• Written request:
Reproduce every record exactly as it appears, but not the pictures.

Saved entries
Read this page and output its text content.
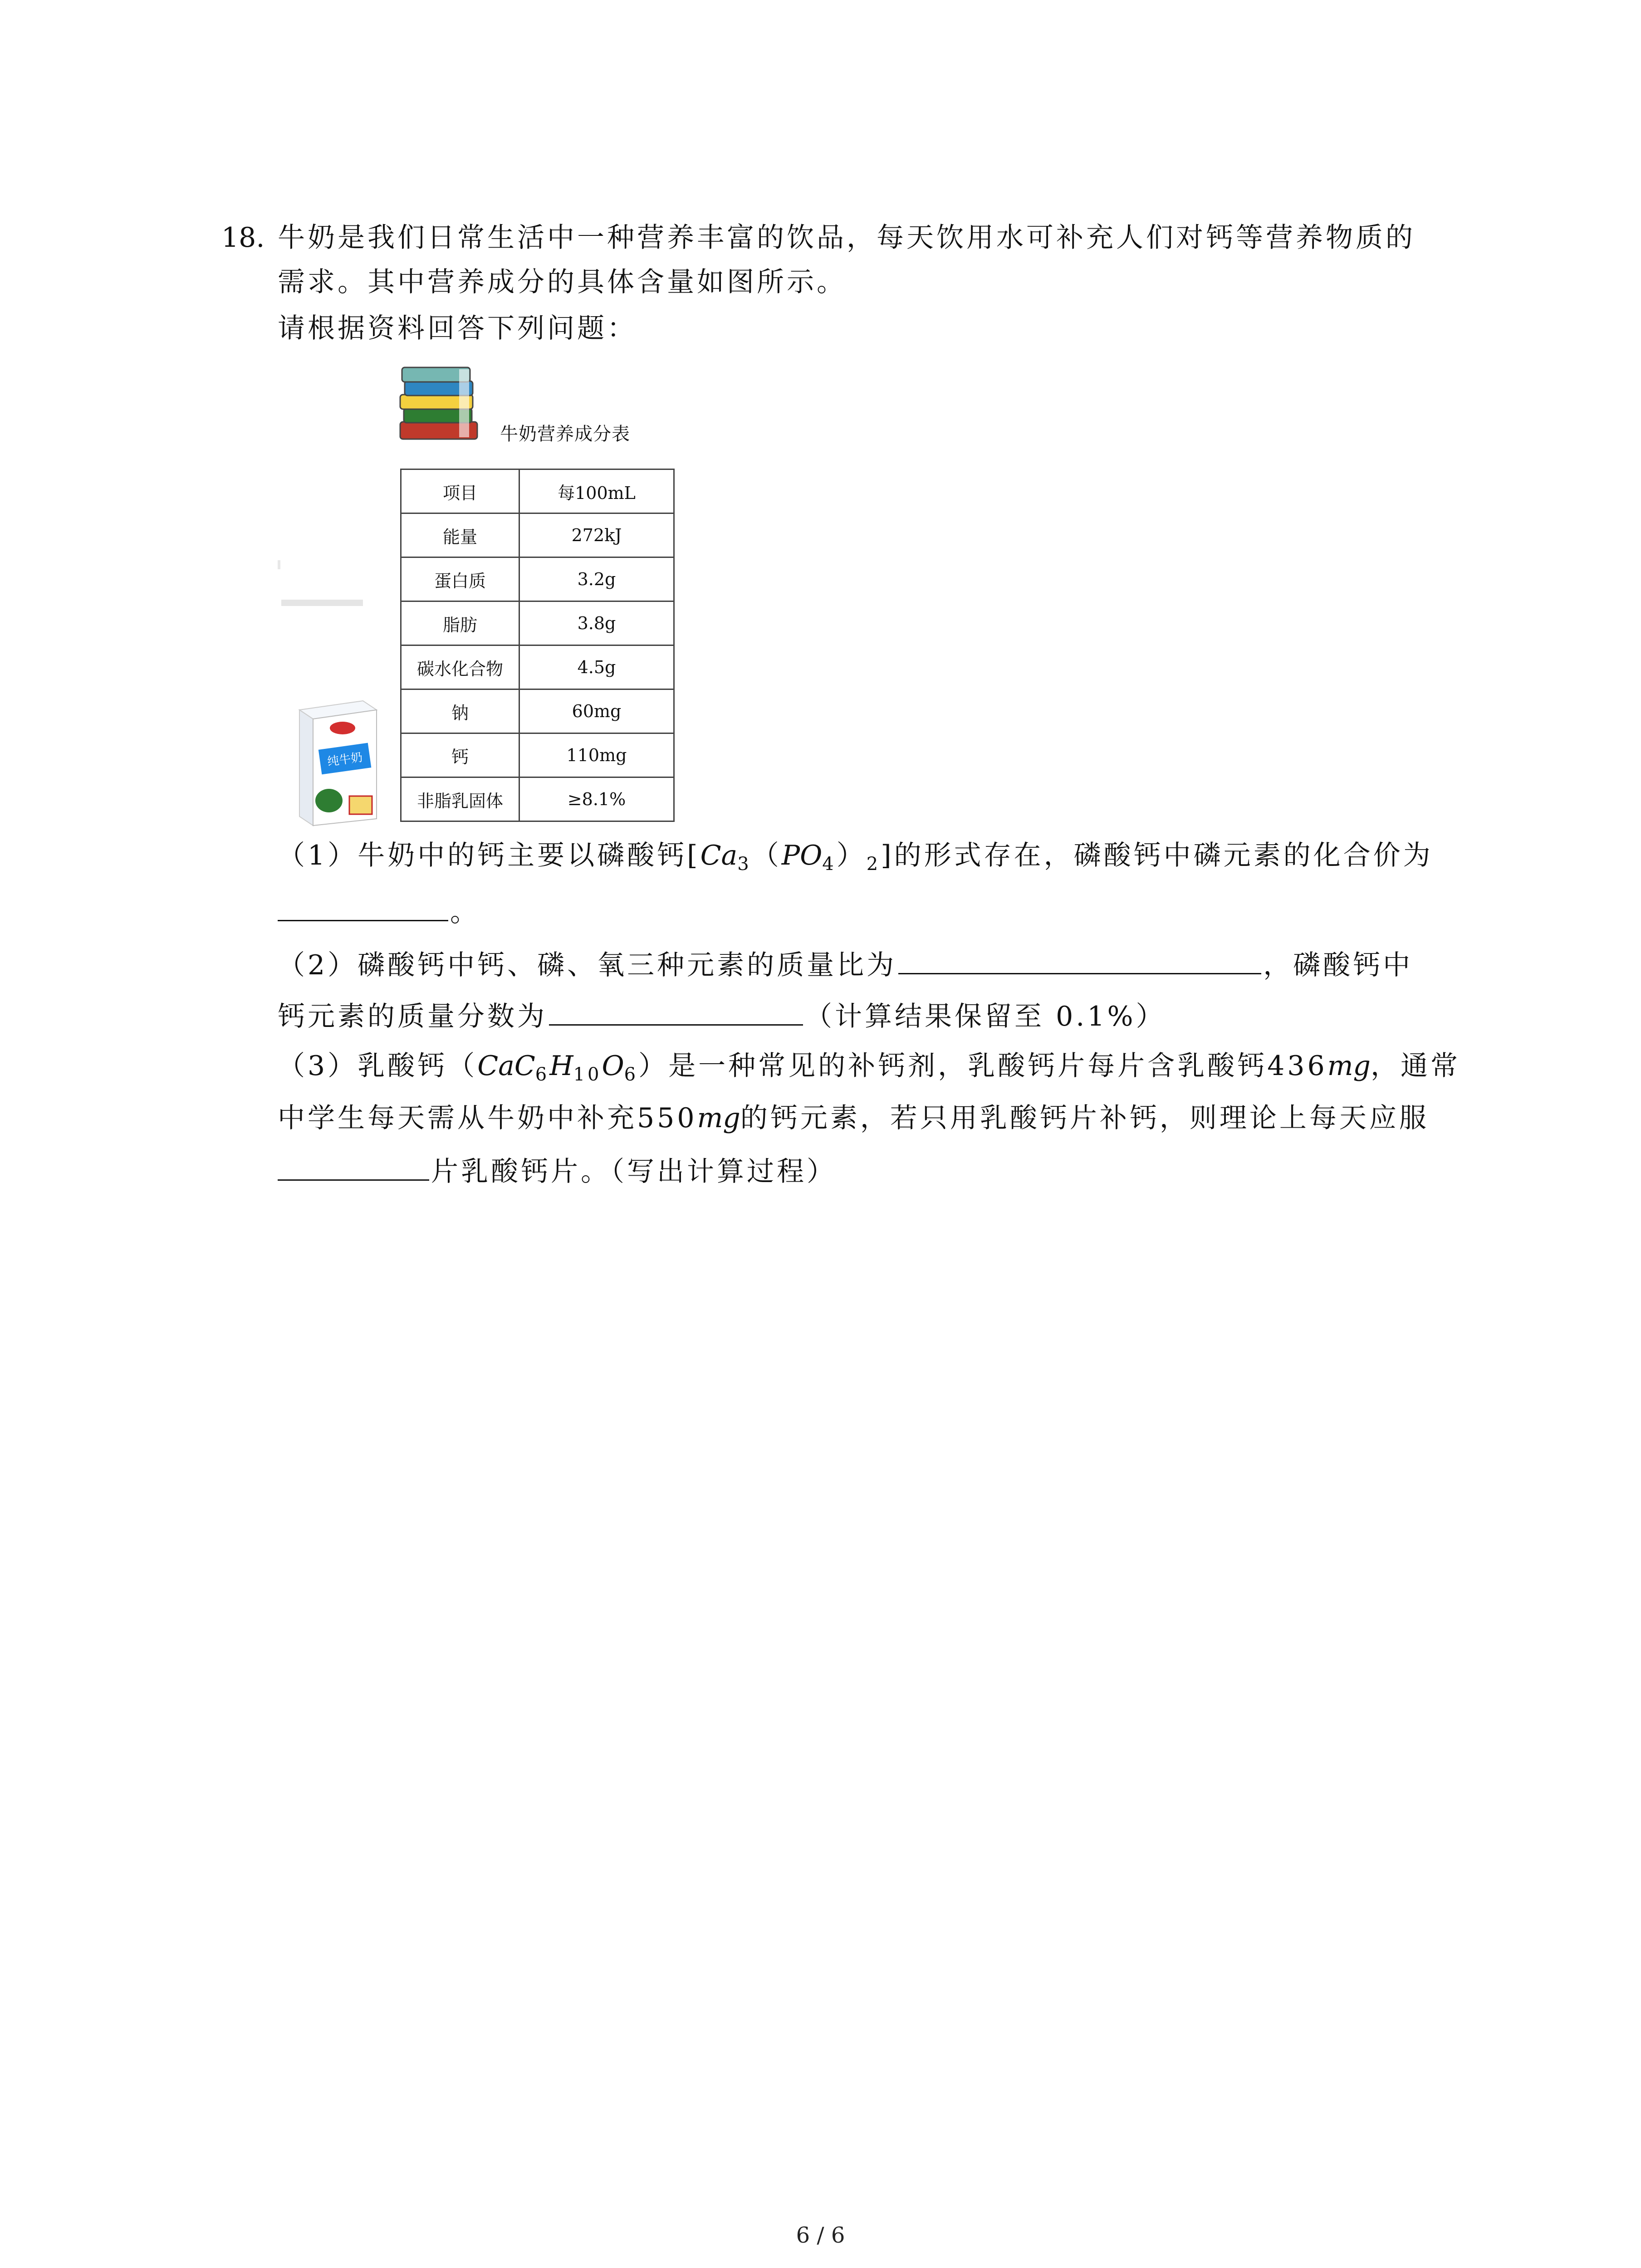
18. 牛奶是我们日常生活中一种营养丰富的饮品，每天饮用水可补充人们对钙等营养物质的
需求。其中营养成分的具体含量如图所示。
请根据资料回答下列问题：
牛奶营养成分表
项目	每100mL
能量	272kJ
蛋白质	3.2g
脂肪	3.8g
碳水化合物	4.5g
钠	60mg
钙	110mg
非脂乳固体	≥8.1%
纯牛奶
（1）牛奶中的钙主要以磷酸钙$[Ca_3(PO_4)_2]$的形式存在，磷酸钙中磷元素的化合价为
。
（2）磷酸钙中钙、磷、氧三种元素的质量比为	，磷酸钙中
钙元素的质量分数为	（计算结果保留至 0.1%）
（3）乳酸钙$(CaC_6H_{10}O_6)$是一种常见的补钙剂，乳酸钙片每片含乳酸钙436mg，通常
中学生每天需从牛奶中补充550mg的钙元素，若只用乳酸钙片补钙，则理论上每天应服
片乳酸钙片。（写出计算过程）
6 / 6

• Reply to the task:
Read this page and output its text content.
18. 牛奶是我们日常生活中一种营养丰富的饮品，每天饮用水可补充人们对钙等营养物质的
需求。其中营养成分的具体含量如图所示。
请根据资料回答下列问题：
牛奶营养成分表
项目	每100mL
能量	272kJ
蛋白质	3.2g
脂肪	3.8g
碳水化合物	4.5g
钠	60mg
钙	110mg
非脂乳固体	≥8.1%
纯牛奶
（1）牛奶中的钙主要以磷酸钙$[Ca_3(PO_4)_2]$的形式存在，磷酸钙中磷元素的化合价为
。
（2）磷酸钙中钙、磷、氧三种元素的质量比为	，磷酸钙中
钙元素的质量分数为	（计算结果保留至 0.1%）
（3）乳酸钙$(CaC_6H_{10}O_6)$是一种常见的补钙剂，乳酸钙片每片含乳酸钙436mg，通常
中学生每天需从牛奶中补充550mg的钙元素，若只用乳酸钙片补钙，则理论上每天应服
片乳酸钙片。（写出计算过程）
6 / 6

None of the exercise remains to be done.